● Written exercise
Each line that holds the word "République" counts once. Give the total number of such lines and nothing else.

— START —

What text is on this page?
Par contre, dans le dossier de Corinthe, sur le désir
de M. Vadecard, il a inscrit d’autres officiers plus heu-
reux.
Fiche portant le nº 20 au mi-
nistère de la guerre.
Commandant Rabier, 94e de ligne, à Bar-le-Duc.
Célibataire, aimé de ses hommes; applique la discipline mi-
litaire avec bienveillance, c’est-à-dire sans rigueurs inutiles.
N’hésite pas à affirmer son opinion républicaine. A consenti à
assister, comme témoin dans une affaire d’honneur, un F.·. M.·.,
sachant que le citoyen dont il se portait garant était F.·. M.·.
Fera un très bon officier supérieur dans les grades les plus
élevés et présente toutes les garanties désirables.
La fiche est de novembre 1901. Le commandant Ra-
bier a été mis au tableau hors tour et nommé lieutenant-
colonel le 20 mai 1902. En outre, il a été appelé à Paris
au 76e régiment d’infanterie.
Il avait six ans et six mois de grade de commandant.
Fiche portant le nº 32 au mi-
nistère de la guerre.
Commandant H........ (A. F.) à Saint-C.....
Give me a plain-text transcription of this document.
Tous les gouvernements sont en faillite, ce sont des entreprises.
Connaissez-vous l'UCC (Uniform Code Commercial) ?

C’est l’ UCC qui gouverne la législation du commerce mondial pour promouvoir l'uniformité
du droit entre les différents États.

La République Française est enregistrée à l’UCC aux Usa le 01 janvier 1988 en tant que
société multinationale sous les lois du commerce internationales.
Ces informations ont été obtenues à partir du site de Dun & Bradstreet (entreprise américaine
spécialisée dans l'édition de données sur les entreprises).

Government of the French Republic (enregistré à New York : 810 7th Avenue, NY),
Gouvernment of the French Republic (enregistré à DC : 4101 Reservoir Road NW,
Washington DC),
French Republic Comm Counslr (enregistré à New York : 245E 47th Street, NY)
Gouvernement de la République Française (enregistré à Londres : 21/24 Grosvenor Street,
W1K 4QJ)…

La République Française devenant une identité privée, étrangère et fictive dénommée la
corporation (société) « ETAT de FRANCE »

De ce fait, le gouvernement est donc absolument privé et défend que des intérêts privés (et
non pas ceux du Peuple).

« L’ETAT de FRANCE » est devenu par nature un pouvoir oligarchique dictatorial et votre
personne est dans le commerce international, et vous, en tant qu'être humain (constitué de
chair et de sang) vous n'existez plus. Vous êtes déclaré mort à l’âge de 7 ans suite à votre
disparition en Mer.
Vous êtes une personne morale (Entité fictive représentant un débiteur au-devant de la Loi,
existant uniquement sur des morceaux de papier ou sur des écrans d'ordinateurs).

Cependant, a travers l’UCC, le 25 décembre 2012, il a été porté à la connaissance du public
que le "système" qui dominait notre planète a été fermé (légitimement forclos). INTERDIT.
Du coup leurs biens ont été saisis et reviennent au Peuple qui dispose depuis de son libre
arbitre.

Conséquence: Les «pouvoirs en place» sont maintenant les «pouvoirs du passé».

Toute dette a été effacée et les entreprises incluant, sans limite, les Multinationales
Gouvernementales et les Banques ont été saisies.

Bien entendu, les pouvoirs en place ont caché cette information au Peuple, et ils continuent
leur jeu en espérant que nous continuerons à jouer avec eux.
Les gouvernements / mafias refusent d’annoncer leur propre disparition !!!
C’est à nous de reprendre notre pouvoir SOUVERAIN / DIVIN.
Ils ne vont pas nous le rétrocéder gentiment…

— END —

● Result below
3